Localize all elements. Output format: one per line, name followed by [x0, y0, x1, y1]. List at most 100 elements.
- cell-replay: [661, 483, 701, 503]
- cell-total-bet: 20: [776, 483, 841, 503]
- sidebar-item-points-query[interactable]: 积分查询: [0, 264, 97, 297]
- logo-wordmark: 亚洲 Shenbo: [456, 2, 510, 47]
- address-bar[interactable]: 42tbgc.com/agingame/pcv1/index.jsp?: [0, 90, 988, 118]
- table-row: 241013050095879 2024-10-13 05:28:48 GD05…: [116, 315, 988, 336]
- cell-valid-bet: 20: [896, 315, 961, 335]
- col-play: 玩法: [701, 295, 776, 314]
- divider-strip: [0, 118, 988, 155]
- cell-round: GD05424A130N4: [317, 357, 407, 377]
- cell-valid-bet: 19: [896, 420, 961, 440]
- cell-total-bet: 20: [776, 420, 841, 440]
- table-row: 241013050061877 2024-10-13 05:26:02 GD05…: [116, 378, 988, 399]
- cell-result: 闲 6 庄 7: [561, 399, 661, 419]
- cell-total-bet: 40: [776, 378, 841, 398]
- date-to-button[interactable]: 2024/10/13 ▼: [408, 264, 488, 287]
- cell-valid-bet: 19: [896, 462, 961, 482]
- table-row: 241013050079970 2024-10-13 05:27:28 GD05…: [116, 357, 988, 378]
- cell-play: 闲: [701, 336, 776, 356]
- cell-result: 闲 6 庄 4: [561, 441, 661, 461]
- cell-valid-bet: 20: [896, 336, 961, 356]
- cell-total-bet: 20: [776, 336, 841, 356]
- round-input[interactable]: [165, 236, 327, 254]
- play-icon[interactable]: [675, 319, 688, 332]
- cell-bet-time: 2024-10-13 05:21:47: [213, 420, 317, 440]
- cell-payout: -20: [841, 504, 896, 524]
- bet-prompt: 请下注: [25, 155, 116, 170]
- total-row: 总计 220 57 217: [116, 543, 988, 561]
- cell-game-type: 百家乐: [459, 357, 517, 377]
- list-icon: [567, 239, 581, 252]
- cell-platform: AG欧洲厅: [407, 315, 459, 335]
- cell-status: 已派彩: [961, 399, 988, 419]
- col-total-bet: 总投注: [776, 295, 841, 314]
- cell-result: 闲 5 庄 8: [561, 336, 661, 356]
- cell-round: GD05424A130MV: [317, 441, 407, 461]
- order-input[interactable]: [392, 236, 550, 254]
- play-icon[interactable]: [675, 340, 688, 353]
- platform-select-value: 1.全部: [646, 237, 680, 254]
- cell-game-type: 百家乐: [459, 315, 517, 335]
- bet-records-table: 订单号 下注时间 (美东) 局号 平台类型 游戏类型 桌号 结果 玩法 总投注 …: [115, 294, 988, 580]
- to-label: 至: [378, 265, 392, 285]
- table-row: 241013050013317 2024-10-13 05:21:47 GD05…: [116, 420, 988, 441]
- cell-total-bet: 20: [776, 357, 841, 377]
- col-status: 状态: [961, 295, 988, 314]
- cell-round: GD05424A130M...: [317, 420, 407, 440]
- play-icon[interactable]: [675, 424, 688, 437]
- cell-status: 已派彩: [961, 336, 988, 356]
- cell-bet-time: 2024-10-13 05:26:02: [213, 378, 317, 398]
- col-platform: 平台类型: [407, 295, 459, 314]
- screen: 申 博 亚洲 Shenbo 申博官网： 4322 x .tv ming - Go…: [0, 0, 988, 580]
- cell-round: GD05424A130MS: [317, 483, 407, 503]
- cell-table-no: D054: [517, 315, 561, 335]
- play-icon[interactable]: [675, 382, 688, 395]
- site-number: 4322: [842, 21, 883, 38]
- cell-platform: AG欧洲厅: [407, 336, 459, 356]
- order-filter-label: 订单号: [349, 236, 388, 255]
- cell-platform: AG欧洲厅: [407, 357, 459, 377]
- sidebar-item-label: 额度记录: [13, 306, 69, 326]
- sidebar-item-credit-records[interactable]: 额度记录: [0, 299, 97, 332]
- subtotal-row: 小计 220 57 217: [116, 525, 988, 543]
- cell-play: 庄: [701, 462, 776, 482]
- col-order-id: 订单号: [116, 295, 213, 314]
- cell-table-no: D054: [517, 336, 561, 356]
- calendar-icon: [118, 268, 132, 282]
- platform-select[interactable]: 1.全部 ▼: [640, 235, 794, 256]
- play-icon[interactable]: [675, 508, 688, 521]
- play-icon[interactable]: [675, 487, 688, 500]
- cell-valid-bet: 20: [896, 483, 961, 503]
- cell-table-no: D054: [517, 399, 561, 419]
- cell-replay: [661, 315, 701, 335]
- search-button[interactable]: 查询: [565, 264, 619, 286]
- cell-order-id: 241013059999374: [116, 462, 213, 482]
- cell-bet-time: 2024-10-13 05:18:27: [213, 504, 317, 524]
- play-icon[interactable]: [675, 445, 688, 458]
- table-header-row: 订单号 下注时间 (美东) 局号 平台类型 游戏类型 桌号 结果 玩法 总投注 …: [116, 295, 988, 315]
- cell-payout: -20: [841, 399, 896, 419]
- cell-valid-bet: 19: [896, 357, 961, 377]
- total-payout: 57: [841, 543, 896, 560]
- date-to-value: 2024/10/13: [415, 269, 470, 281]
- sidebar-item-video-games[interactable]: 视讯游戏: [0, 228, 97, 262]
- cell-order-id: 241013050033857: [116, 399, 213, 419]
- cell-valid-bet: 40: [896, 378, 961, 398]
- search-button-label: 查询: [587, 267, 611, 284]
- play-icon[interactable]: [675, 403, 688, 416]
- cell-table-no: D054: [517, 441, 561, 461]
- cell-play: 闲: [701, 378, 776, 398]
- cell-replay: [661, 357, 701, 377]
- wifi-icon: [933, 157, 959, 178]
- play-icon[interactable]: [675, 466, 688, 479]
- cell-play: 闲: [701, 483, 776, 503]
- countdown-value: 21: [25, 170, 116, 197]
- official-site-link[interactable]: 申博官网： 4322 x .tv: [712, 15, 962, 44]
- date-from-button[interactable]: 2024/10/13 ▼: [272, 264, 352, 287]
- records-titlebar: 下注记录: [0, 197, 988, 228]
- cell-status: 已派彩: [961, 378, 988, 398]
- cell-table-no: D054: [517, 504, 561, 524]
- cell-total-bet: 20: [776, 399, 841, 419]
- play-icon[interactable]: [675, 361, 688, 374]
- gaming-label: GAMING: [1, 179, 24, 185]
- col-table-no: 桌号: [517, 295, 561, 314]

*****

* WHAT TO DO:
Convert each line of the items above into a JSON list of strings, one string per line, and leave out any blank lines.

* OUTPUT FOR THIS EXERCISE:
[
  "Localize all elements. Output format: one per line, name followed by [x0, y0, x1, y1]. List at most 100 elements.",
  "- cell-replay: [661, 483, 701, 503]",
  "- cell-total-bet: 20: [776, 483, 841, 503]",
  "- sidebar-item-points-query[interactable]: 积分查询: [0, 264, 97, 297]",
  "- logo-wordmark: 亚洲 Shenbo: [456, 2, 510, 47]",
  "- address-bar[interactable]: 42tbgc.com/agingame/pcv1/index.jsp?: [0, 90, 988, 118]",
  "- table-row: 241013050095879 2024-10-13 05:28:48 GD05…: [116, 315, 988, 336]",
  "- cell-valid-bet: 20: [896, 315, 961, 335]",
  "- col-play: 玩法: [701, 295, 776, 314]",
  "- divider-strip: [0, 118, 988, 155]",
  "- cell-round: GD05424A130N4: [317, 357, 407, 377]",
  "- cell-valid-bet: 19: [896, 420, 961, 440]",
  "- cell-total-bet: 20: [776, 420, 841, 440]",
  "- table-row: 241013050061877 2024-10-13 05:26:02 GD05…: [116, 378, 988, 399]",
  "- cell-result: 闲 6 庄 7: [561, 399, 661, 419]",
  "- cell-total-bet: 40: [776, 378, 841, 398]",
  "- date-to-button[interactable]: 2024/10/13 ▼: [408, 264, 488, 287]",
  "- cell-valid-bet: 19: [896, 462, 961, 482]",
  "- table-row: 241013050079970 2024-10-13 05:27:28 GD05…: [116, 357, 988, 378]",
  "- cell-play: 闲: [701, 336, 776, 356]",
  "- cell-result: 闲 6 庄 4: [561, 441, 661, 461]",
  "- cell-valid-bet: 20: [896, 336, 961, 356]",
  "- cell-total-bet: 20: [776, 336, 841, 356]",
  "- round-input[interactable]: [165, 236, 327, 254]",
  "- play-icon[interactable]: [675, 319, 688, 332]",
  "- cell-bet-time: 2024-10-13 05:21:47: [213, 420, 317, 440]",
  "- cell-payout: -20: [841, 504, 896, 524]",
  "- bet-prompt: 请下注: [25, 155, 116, 170]",
  "- total-row: 总计 220 57 217: [116, 543, 988, 561]",
  "- cell-game-type: 百家乐: [459, 357, 517, 377]",
  "- list-icon: [567, 239, 581, 252]",
  "- cell-platform: AG欧洲厅: [407, 315, 459, 335]",
  "- cell-status: 已派彩: [961, 399, 988, 419]",
  "- col-total-bet: 总投注: [776, 295, 841, 314]",
  "- cell-result: 闲 5 庄 8: [561, 336, 661, 356]",
  "- cell-round: GD05424A130MV: [317, 441, 407, 461]",
  "- order-input[interactable]: [392, 236, 550, 254]",
  "- play-icon[interactable]: [675, 340, 688, 353]",
  "- platform-select-value: 1.全部: [646, 237, 680, 254]",
  "- cell-game-type: 百家乐: [459, 315, 517, 335]",
  "- bet-records-table: 订单号 下注时间 (美东) 局号 平台类型 游戏类型 桌号 结果 玩法 总投注 …: [115, 294, 988, 580]",
  "- to-label: 至: [378, 265, 392, 285]",
  "- table-row: 241013050013317 2024-10-13 05:21:47 GD05…: [116, 420, 988, 441]",
  "- cell-total-bet: 20: [776, 357, 841, 377]",
  "- col-status: 状态: [961, 295, 988, 314]",
  "- cell-round: GD05424A130M...: [317, 420, 407, 440]",
  "- play-icon[interactable]: [675, 424, 688, 437]",
  "- cell-status: 已派彩: [961, 336, 988, 356]",
  "- cell-bet-time: 2024-10-13 05:26:02: [213, 378, 317, 398]",
  "- col-platform: 平台类型: [407, 295, 459, 314]",
  "- screen: 申 博 亚洲 Shenbo 申博官网： 4322 x .tv ming - Go…: [0, 0, 988, 580]",
  "- cell-round: GD05424A130MS: [317, 483, 407, 503]",
  "- cell-table-no: D054: [517, 315, 561, 335]",
  "- play-icon[interactable]: [675, 382, 688, 395]",
  "- site-number: 4322: [842, 21, 883, 38]",
  "- cell-platform: AG欧洲厅: [407, 336, 459, 356]",
  "- order-filter-label: 订单号: [349, 236, 388, 255]",
  "- cell-platform: AG欧洲厅: [407, 357, 459, 377]",
  "- sidebar-item-label: 额度记录: [13, 306, 69, 326]",
  "- sidebar-item-credit-records[interactable]: 额度记录: [0, 299, 97, 332]",
  "- subtotal-row: 小计 220 57 217: [116, 525, 988, 543]",
  "- cell-play: 庄: [701, 462, 776, 482]",
  "- col-order-id: 订单号: [116, 295, 213, 314]",
  "- cell-table-no: D054: [517, 336, 561, 356]",
  "- calendar-icon: [118, 268, 132, 282]",
  "- platform-select[interactable]: 1.全部 ▼: [640, 235, 794, 256]",
  "- play-icon[interactable]: [675, 508, 688, 521]",
  "- play-icon[interactable]: [675, 487, 688, 500]",
  "- cell-valid-bet: 20: [896, 483, 961, 503]",
  "- cell-table-no: D054: [517, 399, 561, 419]",
  "- cell-replay: [661, 315, 701, 335]",
  "- search-button[interactable]: 查询: [565, 264, 619, 286]",
  "- cell-order-id: 241013059999374: [116, 462, 213, 482]",
  "- cell-bet-time: 2024-10-13 05:18:27: [213, 504, 317, 524]",
  "- play-icon[interactable]: [675, 445, 688, 458]",
  "- table-header-row: 订单号 下注时间 (美东) 局号 平台类型 游戏类型 桌号 结果 玩法 总投注 …: [116, 295, 988, 315]",
  "- cell-payout: -20: [841, 399, 896, 419]",
  "- cell-valid-bet: 19: [896, 357, 961, 377]",
  "- total-payout: 57: [841, 543, 896, 560]",
  "- date-to-value: 2024/10/13: [415, 269, 470, 281]",
  "- sidebar-item-video-games[interactable]: 视讯游戏: [0, 228, 97, 262]",
  "- cell-order-id: 241013050033857: [116, 399, 213, 419]",
  "- cell-valid-bet: 40: [896, 378, 961, 398]",
  "- search-button-label: 查询: [587, 267, 611, 284]",
  "- play-icon[interactable]: [675, 403, 688, 416]",
  "- cell-table-no: D054: [517, 441, 561, 461]",
  "- cell-play: 闲: [701, 378, 776, 398]",
  "- cell-replay: [661, 357, 701, 377]",
  "- wifi-icon: [933, 157, 959, 178]",
  "- play-icon[interactable]: [675, 466, 688, 479]",
  "- cell-play: 闲: [701, 483, 776, 503]",
  "- countdown-value: 21: [25, 170, 116, 197]",
  "- official-site-link[interactable]: 申博官网： 4322 x .tv: [712, 15, 962, 44]",
  "- date-from-button[interactable]: 2024/10/13 ▼: [272, 264, 352, 287]",
  "- records-titlebar: 下注记录: [0, 197, 988, 228]",
  "- cell-status: 已派彩: [961, 378, 988, 398]",
  "- cell-table-no: D054: [517, 504, 561, 524]",
  "- cell-total-bet: 20: [776, 399, 841, 419]",
  "- play-icon[interactable]: [675, 361, 688, 374]",
  "- gaming-label: GAMING: [1, 179, 24, 185]",
  "- col-table-no: 桌号: [517, 295, 561, 314]"
]